--- Directions ---
From the listing, collect all lines containing the word "behuizing".

— Begin Given records —

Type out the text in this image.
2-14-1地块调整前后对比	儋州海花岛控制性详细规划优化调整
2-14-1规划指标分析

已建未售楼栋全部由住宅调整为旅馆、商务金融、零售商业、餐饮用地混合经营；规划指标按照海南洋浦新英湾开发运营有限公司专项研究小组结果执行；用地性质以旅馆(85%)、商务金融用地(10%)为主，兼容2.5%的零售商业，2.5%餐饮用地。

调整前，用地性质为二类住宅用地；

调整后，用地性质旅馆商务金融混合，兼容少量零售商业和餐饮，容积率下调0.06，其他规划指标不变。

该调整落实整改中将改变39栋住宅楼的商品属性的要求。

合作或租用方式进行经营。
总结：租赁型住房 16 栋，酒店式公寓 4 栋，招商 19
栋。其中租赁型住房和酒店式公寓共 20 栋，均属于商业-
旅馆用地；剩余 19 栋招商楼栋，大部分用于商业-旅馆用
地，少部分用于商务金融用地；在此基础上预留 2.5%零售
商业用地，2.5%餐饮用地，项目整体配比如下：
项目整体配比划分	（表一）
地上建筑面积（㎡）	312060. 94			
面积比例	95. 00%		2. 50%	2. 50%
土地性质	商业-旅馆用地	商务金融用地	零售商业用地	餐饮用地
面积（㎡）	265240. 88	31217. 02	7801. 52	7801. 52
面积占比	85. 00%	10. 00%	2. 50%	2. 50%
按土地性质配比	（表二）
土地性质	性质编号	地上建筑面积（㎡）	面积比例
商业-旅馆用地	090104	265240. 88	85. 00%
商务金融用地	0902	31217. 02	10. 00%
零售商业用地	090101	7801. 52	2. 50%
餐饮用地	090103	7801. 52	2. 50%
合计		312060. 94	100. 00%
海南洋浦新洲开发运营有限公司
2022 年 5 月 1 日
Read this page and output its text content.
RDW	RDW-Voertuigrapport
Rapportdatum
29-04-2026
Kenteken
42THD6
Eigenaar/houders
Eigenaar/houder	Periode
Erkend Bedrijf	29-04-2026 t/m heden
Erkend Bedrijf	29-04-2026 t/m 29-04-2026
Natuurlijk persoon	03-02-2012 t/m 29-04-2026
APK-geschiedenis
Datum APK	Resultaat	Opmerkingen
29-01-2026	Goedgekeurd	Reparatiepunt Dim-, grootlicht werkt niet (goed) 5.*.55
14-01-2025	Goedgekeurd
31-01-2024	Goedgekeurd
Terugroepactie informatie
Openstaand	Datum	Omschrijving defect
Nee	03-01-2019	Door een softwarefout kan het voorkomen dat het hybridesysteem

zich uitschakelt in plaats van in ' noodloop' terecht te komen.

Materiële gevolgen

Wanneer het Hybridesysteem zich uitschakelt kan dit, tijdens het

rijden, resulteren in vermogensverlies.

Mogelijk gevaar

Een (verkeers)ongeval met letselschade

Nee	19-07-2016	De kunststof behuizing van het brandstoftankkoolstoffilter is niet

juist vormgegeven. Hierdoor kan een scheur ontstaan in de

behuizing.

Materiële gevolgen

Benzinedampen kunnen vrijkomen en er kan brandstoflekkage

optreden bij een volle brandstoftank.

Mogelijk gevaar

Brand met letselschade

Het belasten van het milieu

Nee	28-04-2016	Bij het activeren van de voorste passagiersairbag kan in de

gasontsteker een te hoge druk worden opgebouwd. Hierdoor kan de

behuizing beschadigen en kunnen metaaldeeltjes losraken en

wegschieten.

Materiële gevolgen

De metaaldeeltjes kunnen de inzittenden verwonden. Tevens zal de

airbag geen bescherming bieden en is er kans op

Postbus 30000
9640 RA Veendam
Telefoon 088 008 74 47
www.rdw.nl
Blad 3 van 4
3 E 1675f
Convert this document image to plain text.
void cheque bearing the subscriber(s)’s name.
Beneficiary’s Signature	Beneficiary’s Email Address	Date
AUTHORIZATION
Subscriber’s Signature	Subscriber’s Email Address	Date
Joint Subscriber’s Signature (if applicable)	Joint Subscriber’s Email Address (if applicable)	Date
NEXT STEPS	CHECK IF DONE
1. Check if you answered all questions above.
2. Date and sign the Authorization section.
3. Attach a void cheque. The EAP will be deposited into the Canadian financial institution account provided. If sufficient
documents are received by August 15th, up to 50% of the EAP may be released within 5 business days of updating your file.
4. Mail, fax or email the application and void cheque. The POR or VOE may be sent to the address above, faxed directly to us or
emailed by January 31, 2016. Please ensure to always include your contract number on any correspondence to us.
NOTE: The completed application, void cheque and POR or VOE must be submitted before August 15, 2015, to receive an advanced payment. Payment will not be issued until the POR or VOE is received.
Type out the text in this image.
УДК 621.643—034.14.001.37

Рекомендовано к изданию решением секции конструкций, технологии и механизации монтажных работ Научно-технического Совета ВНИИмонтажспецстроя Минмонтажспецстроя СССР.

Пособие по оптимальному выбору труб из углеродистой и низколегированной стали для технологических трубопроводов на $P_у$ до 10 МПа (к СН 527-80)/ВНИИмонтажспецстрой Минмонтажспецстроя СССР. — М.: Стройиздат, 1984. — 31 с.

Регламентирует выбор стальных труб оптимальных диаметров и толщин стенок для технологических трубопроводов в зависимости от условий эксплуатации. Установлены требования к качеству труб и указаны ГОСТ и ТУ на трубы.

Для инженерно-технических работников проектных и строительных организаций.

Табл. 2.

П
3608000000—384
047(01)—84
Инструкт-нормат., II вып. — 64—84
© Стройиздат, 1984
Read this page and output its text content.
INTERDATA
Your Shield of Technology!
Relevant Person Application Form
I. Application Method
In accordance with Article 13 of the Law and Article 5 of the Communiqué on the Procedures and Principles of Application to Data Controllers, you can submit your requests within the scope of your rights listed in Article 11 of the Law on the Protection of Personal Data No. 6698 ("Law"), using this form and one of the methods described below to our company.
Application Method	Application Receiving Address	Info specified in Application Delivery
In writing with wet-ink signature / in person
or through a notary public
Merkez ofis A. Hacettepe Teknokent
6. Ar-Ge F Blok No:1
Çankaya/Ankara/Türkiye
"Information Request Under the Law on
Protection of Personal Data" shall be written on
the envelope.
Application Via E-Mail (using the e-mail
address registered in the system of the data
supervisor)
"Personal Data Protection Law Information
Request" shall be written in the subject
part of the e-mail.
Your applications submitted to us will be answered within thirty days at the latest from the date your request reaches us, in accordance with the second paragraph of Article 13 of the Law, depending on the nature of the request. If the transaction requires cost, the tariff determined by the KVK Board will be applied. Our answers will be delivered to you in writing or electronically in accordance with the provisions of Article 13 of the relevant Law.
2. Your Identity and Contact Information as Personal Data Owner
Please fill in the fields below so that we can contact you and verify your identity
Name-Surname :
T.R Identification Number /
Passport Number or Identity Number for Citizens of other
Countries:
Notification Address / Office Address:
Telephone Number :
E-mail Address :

— End Given records —

--- Written solution ---
Nee	19-07-2016	De kunststof behuizing van het brandstoftankkoolstoffilter is niet
behuizing.
behuizing beschadigen en kunnen metaaldeeltjes losraken en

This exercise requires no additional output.